REQUIREMENT:
Search the entries below. Return every line that has "name" in it.

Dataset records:
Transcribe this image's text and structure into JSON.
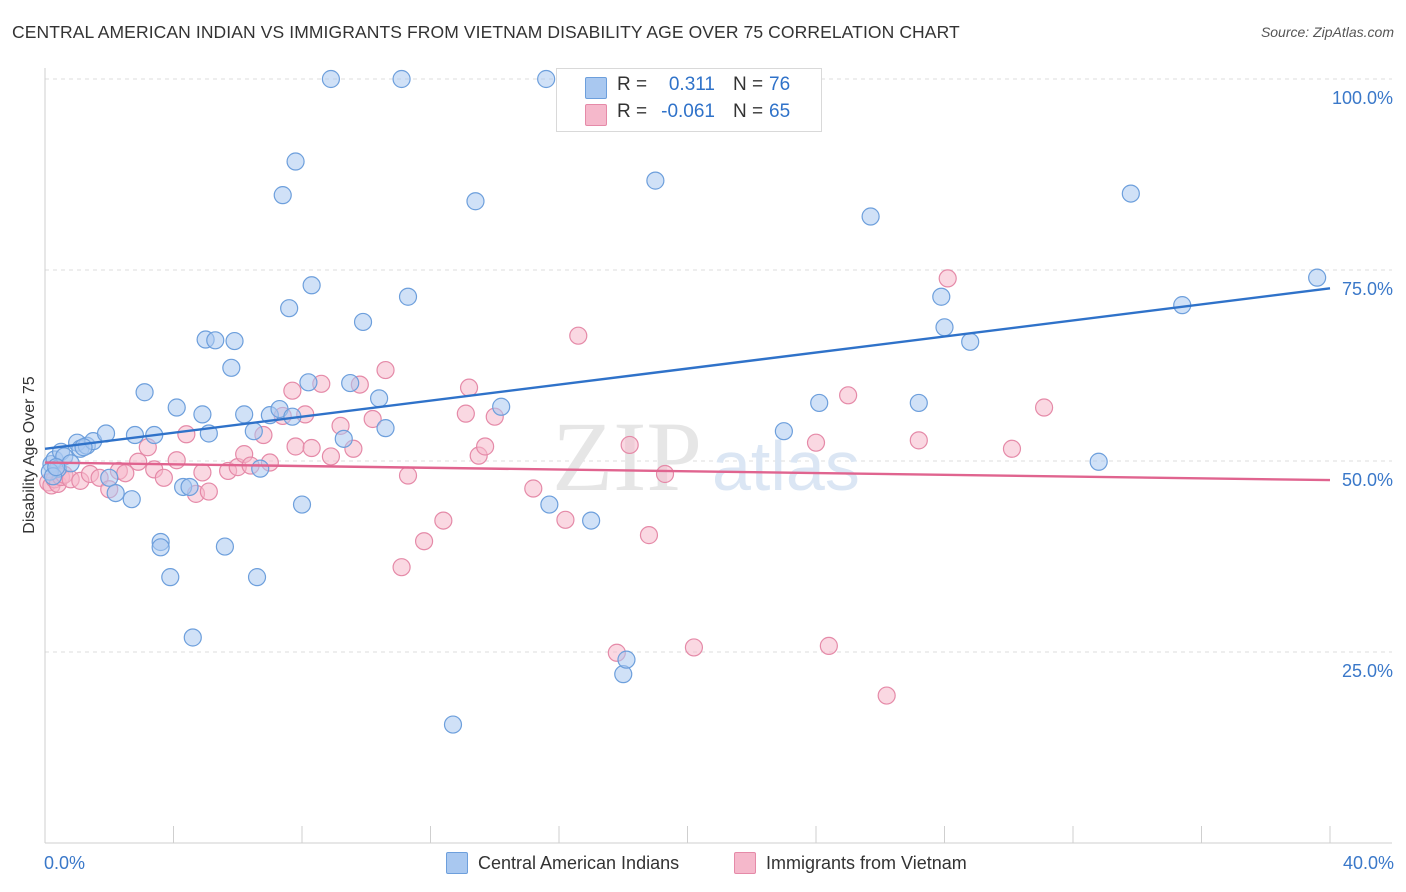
{
  "header": {
    "title": "CENTRAL AMERICAN INDIAN VS IMMIGRANTS FROM VIETNAM DISABILITY AGE OVER 75 CORRELATION CHART",
    "source": "Source: ZipAtlas.com"
  },
  "watermark": {
    "zip": "ZIP",
    "atlas": "atlas"
  },
  "legend": {
    "rows": [
      {
        "r_label": "R =",
        "r_value": "0.311",
        "n_label": "N =",
        "n_value": "76",
        "color": "#a9c8f0"
      },
      {
        "r_label": "R =",
        "r_value": "-0.061",
        "n_label": "N =",
        "n_value": "65",
        "color": "#f5b8cb"
      }
    ]
  },
  "bottom_legend": {
    "items": [
      {
        "label": "Central American Indians",
        "color": "#a9c8f0"
      },
      {
        "label": "Immigrants from Vietnam",
        "color": "#f5b8cb"
      }
    ]
  },
  "colors": {
    "blue_fill": "#a9c8f0",
    "blue_stroke": "#6d9fdc",
    "blue_line": "#2f72c9",
    "pink_fill": "#f5b8cb",
    "pink_stroke": "#e58aa8",
    "pink_line": "#e0648f",
    "axis_label": "#3a78c9",
    "grid": "#dcdcdc"
  },
  "chart_data": {
    "type": "scatter",
    "title": "CENTRAL AMERICAN INDIAN VS IMMIGRANTS FROM VIETNAM DISABILITY AGE OVER 75 CORRELATION CHART",
    "xlabel": "",
    "ylabel": "Disability Age Over 75",
    "xlim": [
      0,
      40
    ],
    "ylim": [
      0,
      100
    ],
    "x_tick_labels": [
      "0.0%",
      "40.0%"
    ],
    "y_ticks": [
      25,
      50,
      75,
      100
    ],
    "y_tick_labels": [
      "25.0%",
      "50.0%",
      "75.0%",
      "100.0%"
    ],
    "grid": true,
    "legend_position": "top-center",
    "series": [
      {
        "name": "Central American Indians",
        "r": 0.311,
        "n": 76,
        "trend": {
          "x": [
            0,
            40
          ],
          "y": [
            51.6,
            72.6
          ]
        },
        "points": [
          [
            0.2,
            49.6
          ],
          [
            0.3,
            50.2
          ],
          [
            0.4,
            49.0
          ],
          [
            0.5,
            51.2
          ],
          [
            0.6,
            50.6
          ],
          [
            0.8,
            49.7
          ],
          [
            1.0,
            52.4
          ],
          [
            1.1,
            51.6
          ],
          [
            1.3,
            52.0
          ],
          [
            1.5,
            52.6
          ],
          [
            1.9,
            53.6
          ],
          [
            2.0,
            47.8
          ],
          [
            2.2,
            45.8
          ],
          [
            2.7,
            45.0
          ],
          [
            2.8,
            53.4
          ],
          [
            3.1,
            59.0
          ],
          [
            3.4,
            53.4
          ],
          [
            3.6,
            39.4
          ],
          [
            3.6,
            38.7
          ],
          [
            3.9,
            34.8
          ],
          [
            4.1,
            57.0
          ],
          [
            4.3,
            46.6
          ],
          [
            4.5,
            46.6
          ],
          [
            4.6,
            26.9
          ],
          [
            4.9,
            56.1
          ],
          [
            5.0,
            65.9
          ],
          [
            5.1,
            53.6
          ],
          [
            5.3,
            65.8
          ],
          [
            5.6,
            38.8
          ],
          [
            5.8,
            62.2
          ],
          [
            5.9,
            65.7
          ],
          [
            6.2,
            56.1
          ],
          [
            6.5,
            53.9
          ],
          [
            6.6,
            34.8
          ],
          [
            6.7,
            49.0
          ],
          [
            7.0,
            56.0
          ],
          [
            7.3,
            56.8
          ],
          [
            7.4,
            84.8
          ],
          [
            7.6,
            70.0
          ],
          [
            7.7,
            55.8
          ],
          [
            7.8,
            89.2
          ],
          [
            8.0,
            44.3
          ],
          [
            8.2,
            60.3
          ],
          [
            8.3,
            73.0
          ],
          [
            8.9,
            100.0
          ],
          [
            9.3,
            52.9
          ],
          [
            9.5,
            60.2
          ],
          [
            9.9,
            68.2
          ],
          [
            10.4,
            58.2
          ],
          [
            10.6,
            54.3
          ],
          [
            11.1,
            100.0
          ],
          [
            11.3,
            71.5
          ],
          [
            12.7,
            15.5
          ],
          [
            13.4,
            84.0
          ],
          [
            14.2,
            57.1
          ],
          [
            15.6,
            100.0
          ],
          [
            15.7,
            44.3
          ],
          [
            17.0,
            42.2
          ],
          [
            18.0,
            22.1
          ],
          [
            18.1,
            24.0
          ],
          [
            19.0,
            86.7
          ],
          [
            23.0,
            53.9
          ],
          [
            24.1,
            57.6
          ],
          [
            25.7,
            82.0
          ],
          [
            27.2,
            57.6
          ],
          [
            28.0,
            67.5
          ],
          [
            28.8,
            65.6
          ],
          [
            32.8,
            49.9
          ],
          [
            33.8,
            85.0
          ],
          [
            35.4,
            70.4
          ],
          [
            39.6,
            74.0
          ],
          [
            0.15,
            48.6
          ],
          [
            0.25,
            48.0
          ],
          [
            0.35,
            49.2
          ],
          [
            27.9,
            71.5
          ],
          [
            1.2,
            51.8
          ]
        ]
      },
      {
        "name": "Immigrants from Vietnam",
        "r": -0.061,
        "n": 65,
        "trend": {
          "x": [
            0,
            40
          ],
          "y": [
            49.8,
            47.5
          ]
        },
        "points": [
          [
            0.1,
            47.2
          ],
          [
            0.2,
            46.8
          ],
          [
            0.3,
            47.6
          ],
          [
            0.4,
            47.0
          ],
          [
            0.5,
            47.9
          ],
          [
            0.6,
            48.2
          ],
          [
            0.8,
            47.6
          ],
          [
            1.1,
            47.4
          ],
          [
            1.4,
            48.3
          ],
          [
            1.7,
            47.8
          ],
          [
            2.0,
            46.3
          ],
          [
            2.3,
            48.7
          ],
          [
            2.5,
            48.4
          ],
          [
            2.9,
            49.9
          ],
          [
            3.2,
            51.8
          ],
          [
            3.4,
            48.9
          ],
          [
            3.7,
            47.8
          ],
          [
            4.1,
            50.1
          ],
          [
            4.4,
            53.5
          ],
          [
            4.7,
            45.7
          ],
          [
            4.9,
            48.5
          ],
          [
            5.1,
            46.0
          ],
          [
            5.7,
            48.7
          ],
          [
            6.0,
            49.2
          ],
          [
            6.2,
            50.9
          ],
          [
            6.4,
            49.4
          ],
          [
            6.8,
            53.4
          ],
          [
            7.0,
            49.8
          ],
          [
            7.4,
            55.9
          ],
          [
            7.7,
            59.2
          ],
          [
            7.8,
            51.9
          ],
          [
            8.1,
            56.1
          ],
          [
            8.3,
            51.7
          ],
          [
            8.6,
            60.1
          ],
          [
            8.9,
            50.6
          ],
          [
            9.2,
            54.6
          ],
          [
            9.6,
            51.6
          ],
          [
            9.8,
            60.0
          ],
          [
            10.2,
            55.5
          ],
          [
            10.6,
            61.9
          ],
          [
            11.1,
            36.1
          ],
          [
            11.3,
            48.1
          ],
          [
            11.8,
            39.5
          ],
          [
            12.4,
            42.2
          ],
          [
            13.2,
            59.6
          ],
          [
            13.1,
            56.2
          ],
          [
            13.5,
            50.7
          ],
          [
            13.7,
            51.9
          ],
          [
            14.0,
            55.8
          ],
          [
            15.2,
            46.4
          ],
          [
            16.2,
            42.3
          ],
          [
            16.6,
            66.4
          ],
          [
            17.8,
            24.9
          ],
          [
            18.2,
            52.1
          ],
          [
            18.8,
            40.3
          ],
          [
            19.3,
            48.3
          ],
          [
            20.2,
            25.6
          ],
          [
            24.0,
            52.4
          ],
          [
            24.4,
            25.8
          ],
          [
            25.0,
            58.6
          ],
          [
            26.2,
            19.3
          ],
          [
            27.2,
            52.7
          ],
          [
            28.1,
            73.9
          ],
          [
            30.1,
            51.6
          ],
          [
            31.1,
            57.0
          ]
        ]
      }
    ]
  }
}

OUTPUT FOR THIS TASK:
        "name": "Central American Indians",
        "name": "Immigrants from Vietnam",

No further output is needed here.